# start of ROWS

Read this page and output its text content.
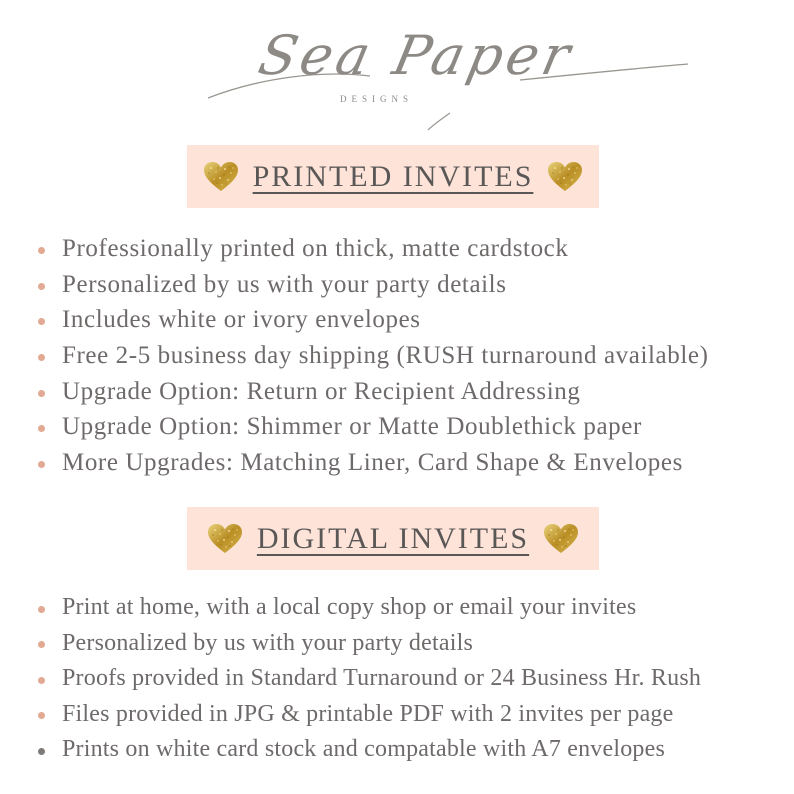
Sea Paper
DESIGNS
PRINTED INVITES
Professionally printed on thick, matte cardstock
Personalized by us with your party details
Includes white or ivory envelopes
Free 2-5 business day shipping (RUSH turnaround available)
Upgrade Option: Return or Recipient Addressing
Upgrade Option: Shimmer or Matte Doublethick paper
More Upgrades: Matching Liner, Card Shape & Envelopes
DIGITAL INVITES
Print at home, with a local copy shop or email your invites
Personalized by us with your party details
Proofs provided in Standard Turnaround or 24 Business Hr. Rush
Files provided in JPG & printable PDF with 2 invites per page
Prints on white card stock and compatable with A7 envelopes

# end of ROWS

**WORK TO DO:**
Output each line exactly; omit every picture.

**EXPECTED ANSWER:**
Read this page and output its text content.
Sea Paper
DESIGNS
PRINTED INVITES
Professionally printed on thick, matte cardstock
Personalized by us with your party details
Includes white or ivory envelopes
Free 2-5 business day shipping (RUSH turnaround available)
Upgrade Option: Return or Recipient Addressing
Upgrade Option: Shimmer or Matte Doublethick paper
More Upgrades: Matching Liner, Card Shape & Envelopes
DIGITAL INVITES
Print at home, with a local copy shop or email your invites
Personalized by us with your party details
Proofs provided in Standard Turnaround or 24 Business Hr. Rush
Files provided in JPG & printable PDF with 2 invites per page
Prints on white card stock and compatable with A7 envelopes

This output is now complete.